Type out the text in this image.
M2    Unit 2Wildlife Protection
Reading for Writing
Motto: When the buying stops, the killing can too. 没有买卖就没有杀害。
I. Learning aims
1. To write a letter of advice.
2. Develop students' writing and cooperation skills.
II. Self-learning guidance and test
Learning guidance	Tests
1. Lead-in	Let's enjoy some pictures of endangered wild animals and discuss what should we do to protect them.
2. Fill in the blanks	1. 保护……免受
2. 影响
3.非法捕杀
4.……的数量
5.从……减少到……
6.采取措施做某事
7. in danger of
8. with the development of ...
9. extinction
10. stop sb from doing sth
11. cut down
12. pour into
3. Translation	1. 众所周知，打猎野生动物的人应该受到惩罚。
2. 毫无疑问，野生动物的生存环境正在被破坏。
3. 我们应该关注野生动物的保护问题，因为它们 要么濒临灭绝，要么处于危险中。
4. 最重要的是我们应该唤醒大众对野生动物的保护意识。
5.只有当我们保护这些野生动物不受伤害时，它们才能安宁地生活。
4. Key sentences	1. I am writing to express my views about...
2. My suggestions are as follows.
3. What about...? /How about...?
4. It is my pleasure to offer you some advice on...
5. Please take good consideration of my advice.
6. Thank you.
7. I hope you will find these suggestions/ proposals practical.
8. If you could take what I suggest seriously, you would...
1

● ● ●

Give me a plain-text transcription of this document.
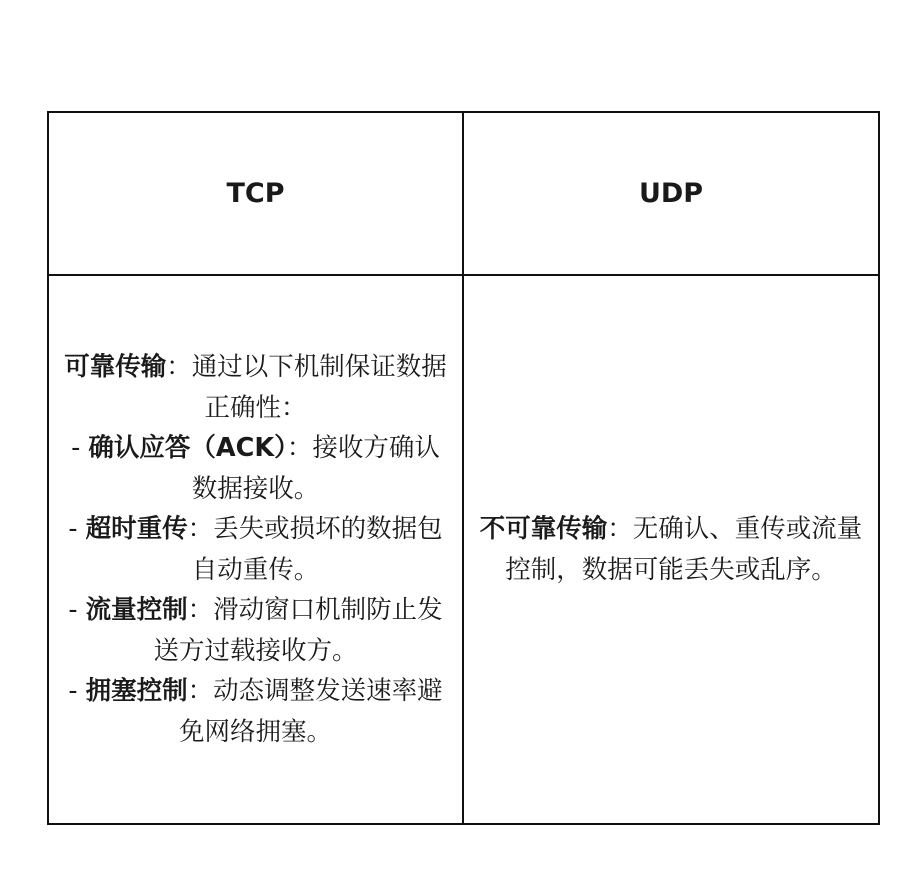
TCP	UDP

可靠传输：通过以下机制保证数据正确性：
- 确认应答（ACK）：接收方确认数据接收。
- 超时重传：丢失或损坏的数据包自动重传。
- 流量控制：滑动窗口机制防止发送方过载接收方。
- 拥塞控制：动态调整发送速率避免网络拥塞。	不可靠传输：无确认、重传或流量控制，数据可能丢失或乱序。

● ● ●

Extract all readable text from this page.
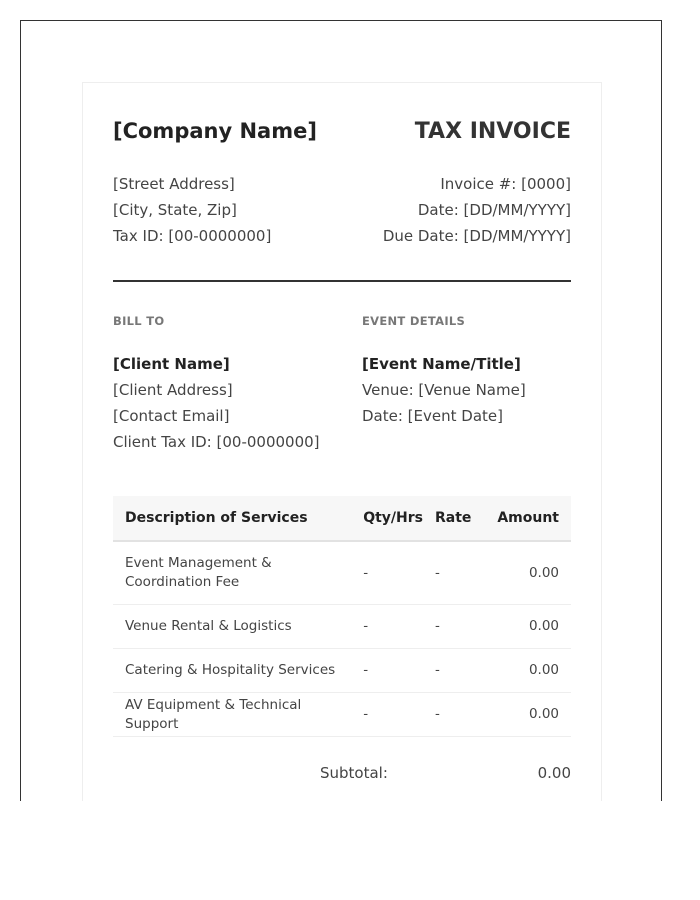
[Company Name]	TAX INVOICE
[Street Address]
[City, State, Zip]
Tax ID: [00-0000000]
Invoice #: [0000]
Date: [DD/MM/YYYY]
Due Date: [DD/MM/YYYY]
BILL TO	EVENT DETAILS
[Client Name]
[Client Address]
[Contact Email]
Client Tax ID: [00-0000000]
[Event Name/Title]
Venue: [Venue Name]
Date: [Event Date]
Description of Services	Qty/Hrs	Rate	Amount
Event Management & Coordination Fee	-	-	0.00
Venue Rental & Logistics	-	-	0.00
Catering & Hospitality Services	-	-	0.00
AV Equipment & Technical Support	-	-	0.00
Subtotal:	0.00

● ● ●

• **What to produce**
Using the listing above, list every line in which the string "from" occurs.

• **Response to this task**
10. stop sb from doing sth
Extract all readable text from this page.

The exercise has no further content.